* [Figure contents as structured data]:
(begin)

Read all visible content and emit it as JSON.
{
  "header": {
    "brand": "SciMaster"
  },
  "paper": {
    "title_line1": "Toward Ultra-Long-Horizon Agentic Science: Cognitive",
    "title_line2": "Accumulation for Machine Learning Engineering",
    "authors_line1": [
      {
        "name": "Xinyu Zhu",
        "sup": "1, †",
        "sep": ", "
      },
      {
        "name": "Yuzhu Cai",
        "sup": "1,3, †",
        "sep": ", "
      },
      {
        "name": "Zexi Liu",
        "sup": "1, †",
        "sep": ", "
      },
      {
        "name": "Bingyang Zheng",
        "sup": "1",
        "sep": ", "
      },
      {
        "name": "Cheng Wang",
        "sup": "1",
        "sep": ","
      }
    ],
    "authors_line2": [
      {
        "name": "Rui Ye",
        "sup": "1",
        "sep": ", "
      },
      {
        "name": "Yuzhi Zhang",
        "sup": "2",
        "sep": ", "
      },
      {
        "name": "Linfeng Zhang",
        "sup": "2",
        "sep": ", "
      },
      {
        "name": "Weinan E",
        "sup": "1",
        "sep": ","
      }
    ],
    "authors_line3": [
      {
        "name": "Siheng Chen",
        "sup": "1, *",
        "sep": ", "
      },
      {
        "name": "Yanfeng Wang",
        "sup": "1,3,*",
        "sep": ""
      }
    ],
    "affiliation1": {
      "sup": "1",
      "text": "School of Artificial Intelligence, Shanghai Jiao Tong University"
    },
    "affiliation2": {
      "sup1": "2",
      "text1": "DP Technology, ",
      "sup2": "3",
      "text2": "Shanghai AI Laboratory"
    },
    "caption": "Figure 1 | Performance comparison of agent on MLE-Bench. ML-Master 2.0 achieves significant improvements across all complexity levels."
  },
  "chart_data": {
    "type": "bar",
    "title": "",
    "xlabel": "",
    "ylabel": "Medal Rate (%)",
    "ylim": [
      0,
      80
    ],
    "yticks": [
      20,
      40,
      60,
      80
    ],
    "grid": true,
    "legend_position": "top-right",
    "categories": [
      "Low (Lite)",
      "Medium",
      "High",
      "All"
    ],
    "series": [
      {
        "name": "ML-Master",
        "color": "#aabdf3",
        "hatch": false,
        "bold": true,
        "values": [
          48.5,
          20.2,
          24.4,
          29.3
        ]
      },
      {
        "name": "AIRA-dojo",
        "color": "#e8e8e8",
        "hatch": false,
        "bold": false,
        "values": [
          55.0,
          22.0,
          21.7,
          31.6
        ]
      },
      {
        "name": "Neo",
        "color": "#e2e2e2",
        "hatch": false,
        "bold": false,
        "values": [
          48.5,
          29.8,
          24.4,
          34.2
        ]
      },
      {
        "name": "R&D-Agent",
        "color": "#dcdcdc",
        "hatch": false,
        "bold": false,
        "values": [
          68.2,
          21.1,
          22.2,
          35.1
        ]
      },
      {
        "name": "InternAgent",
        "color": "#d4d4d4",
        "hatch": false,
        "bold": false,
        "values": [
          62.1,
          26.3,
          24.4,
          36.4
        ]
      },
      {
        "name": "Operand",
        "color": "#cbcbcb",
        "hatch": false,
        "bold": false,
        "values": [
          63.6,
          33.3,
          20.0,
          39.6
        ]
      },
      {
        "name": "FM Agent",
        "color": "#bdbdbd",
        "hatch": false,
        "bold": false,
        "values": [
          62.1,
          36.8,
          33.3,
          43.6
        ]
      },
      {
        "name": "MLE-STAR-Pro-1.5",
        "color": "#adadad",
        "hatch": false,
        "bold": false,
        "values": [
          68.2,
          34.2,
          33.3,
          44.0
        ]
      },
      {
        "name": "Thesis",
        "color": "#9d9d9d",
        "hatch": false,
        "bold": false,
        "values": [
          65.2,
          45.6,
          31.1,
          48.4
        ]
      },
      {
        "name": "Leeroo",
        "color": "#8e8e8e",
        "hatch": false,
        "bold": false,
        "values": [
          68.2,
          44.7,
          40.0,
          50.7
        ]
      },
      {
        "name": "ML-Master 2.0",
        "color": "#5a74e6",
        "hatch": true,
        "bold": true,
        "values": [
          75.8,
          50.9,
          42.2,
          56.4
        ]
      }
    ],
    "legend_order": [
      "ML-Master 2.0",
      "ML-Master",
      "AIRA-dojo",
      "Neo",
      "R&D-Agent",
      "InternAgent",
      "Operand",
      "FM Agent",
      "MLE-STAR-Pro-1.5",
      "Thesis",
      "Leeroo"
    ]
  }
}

(end)

* [Task description]: Scan the material above. Return every line containing the string "Zhang".

* [Response to the exercise]:
        "name": "Yuzhi Zhang",
        "name": "Linfeng Zhang",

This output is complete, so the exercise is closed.